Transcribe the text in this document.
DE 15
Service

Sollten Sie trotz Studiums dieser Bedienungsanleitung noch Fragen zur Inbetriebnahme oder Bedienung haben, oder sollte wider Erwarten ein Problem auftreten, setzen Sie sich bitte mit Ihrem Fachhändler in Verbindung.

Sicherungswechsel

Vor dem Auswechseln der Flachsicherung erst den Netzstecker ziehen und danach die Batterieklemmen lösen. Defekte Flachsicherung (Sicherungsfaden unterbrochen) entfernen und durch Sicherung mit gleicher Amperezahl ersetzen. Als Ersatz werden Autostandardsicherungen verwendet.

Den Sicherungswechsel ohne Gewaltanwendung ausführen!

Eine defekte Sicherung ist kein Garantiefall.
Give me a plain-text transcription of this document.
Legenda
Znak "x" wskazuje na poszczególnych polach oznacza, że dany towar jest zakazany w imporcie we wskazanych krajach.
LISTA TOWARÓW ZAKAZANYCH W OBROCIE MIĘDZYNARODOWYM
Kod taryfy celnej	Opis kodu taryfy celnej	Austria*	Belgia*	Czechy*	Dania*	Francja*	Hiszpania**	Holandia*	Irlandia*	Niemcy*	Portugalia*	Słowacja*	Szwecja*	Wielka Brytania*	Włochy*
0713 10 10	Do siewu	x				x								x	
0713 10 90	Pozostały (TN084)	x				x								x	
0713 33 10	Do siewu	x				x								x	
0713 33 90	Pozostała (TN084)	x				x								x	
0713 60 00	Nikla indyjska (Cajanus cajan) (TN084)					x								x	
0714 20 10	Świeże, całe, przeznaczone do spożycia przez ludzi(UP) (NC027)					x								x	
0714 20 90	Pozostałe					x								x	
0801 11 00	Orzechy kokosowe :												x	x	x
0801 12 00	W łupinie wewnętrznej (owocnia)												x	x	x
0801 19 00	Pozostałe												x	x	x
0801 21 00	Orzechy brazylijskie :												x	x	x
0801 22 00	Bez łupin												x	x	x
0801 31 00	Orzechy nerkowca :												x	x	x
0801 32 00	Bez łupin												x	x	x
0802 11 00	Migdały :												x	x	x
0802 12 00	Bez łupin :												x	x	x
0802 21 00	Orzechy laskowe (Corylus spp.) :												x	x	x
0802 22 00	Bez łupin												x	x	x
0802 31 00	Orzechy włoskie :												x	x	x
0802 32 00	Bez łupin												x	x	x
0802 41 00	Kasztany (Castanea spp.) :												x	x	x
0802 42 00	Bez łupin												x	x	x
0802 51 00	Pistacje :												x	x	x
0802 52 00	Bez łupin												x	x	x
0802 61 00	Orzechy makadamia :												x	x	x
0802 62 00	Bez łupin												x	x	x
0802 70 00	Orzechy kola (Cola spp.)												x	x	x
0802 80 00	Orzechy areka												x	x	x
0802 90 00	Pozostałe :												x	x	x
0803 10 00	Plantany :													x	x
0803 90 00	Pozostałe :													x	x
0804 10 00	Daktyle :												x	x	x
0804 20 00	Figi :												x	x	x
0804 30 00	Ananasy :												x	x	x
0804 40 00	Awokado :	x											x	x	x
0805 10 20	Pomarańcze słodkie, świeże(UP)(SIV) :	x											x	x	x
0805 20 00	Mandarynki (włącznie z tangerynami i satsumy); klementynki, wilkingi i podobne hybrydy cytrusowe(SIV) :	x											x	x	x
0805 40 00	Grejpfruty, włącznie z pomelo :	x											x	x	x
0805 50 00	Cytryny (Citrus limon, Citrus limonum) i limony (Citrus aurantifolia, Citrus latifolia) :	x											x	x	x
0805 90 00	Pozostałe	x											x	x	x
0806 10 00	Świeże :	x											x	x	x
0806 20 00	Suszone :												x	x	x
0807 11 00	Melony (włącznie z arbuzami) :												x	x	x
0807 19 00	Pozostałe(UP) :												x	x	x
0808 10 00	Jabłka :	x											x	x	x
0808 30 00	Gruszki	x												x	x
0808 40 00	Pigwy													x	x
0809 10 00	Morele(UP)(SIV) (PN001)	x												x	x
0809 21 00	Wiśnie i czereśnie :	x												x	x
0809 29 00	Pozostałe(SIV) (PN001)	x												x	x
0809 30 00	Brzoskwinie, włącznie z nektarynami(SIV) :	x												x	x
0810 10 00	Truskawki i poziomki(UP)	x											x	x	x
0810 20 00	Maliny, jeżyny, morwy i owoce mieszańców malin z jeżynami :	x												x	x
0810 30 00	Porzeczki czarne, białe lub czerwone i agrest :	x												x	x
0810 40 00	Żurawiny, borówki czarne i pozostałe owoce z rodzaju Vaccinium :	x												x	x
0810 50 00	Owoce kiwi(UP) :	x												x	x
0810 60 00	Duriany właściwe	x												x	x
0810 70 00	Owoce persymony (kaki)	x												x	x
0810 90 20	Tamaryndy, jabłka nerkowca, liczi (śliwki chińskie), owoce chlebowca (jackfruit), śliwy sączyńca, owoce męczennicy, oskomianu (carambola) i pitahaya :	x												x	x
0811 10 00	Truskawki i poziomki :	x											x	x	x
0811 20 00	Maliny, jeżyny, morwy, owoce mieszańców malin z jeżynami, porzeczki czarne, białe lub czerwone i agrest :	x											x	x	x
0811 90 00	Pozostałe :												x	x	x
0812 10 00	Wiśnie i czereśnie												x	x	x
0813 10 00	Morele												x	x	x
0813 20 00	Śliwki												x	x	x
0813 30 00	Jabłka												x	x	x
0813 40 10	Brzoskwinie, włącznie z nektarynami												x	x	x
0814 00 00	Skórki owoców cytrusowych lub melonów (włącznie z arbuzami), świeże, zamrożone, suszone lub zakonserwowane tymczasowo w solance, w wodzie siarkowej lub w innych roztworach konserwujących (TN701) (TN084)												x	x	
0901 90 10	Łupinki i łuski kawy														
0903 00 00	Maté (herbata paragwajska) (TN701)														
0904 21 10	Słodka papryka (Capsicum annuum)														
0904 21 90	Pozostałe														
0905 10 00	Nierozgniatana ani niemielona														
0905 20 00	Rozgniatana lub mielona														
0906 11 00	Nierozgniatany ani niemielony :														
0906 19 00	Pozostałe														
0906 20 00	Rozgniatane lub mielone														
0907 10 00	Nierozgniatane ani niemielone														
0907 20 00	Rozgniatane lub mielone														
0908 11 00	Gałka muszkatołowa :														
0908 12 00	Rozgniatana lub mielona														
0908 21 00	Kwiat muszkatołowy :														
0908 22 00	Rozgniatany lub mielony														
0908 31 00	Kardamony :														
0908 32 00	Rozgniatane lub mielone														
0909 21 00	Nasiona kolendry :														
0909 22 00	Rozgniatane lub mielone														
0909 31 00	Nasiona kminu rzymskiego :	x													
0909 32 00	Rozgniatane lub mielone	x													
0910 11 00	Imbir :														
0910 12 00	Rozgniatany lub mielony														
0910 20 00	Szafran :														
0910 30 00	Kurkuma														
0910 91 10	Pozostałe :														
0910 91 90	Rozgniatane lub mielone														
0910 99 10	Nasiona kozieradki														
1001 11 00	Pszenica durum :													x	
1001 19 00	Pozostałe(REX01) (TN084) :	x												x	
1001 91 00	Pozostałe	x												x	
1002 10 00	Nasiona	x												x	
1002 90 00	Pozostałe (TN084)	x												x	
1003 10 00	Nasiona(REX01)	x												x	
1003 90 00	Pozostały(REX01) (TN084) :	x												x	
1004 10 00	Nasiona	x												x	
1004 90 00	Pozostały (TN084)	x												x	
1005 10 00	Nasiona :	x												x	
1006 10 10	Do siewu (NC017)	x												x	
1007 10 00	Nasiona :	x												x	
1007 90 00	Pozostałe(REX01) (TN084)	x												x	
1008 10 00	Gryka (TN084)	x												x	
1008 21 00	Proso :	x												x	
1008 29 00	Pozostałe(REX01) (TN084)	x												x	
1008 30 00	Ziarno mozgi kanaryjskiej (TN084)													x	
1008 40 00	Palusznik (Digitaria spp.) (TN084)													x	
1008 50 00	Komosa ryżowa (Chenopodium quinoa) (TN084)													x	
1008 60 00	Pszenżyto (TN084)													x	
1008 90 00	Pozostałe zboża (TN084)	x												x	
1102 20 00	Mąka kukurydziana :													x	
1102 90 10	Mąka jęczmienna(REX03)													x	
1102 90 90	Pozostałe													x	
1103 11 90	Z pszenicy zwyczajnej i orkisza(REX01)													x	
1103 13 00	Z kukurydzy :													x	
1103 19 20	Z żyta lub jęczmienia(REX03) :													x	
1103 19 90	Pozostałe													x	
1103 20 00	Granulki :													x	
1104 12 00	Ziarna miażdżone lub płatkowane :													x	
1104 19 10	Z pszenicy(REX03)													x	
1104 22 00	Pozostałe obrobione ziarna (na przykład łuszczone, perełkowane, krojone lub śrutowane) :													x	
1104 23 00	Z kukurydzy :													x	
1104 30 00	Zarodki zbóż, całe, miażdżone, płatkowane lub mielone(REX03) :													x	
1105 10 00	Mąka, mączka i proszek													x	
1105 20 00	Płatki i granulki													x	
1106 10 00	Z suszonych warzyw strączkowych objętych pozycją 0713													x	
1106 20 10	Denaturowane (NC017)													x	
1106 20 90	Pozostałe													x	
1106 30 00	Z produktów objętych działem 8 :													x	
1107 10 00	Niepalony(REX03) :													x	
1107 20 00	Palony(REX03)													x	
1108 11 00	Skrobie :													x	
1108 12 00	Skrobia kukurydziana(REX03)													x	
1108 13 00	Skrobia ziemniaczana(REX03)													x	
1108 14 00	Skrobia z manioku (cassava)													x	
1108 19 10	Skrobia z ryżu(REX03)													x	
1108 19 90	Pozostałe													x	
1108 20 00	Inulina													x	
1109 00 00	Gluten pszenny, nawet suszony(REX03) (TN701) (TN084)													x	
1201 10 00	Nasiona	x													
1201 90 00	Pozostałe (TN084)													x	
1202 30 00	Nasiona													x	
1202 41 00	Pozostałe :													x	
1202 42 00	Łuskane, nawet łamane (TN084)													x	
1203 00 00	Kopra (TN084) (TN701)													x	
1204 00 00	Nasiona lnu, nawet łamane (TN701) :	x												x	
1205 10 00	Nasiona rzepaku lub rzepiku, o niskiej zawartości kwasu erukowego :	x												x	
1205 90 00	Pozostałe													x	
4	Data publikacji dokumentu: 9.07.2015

..........

- **YOUR OBJECTIVE**
Copy all lines from the entries that contain the word "czerwone".

- **THE SOLUTION**
0810 30 00	Porzeczki czarne, białe lub czerwone i agrest :	x												x	x
0811 20 00	Maliny, jeżyny, morwy, owoce mieszańców malin z jeżynami, porzeczki czarne, białe lub czerwone i agrest :	x											x	x	x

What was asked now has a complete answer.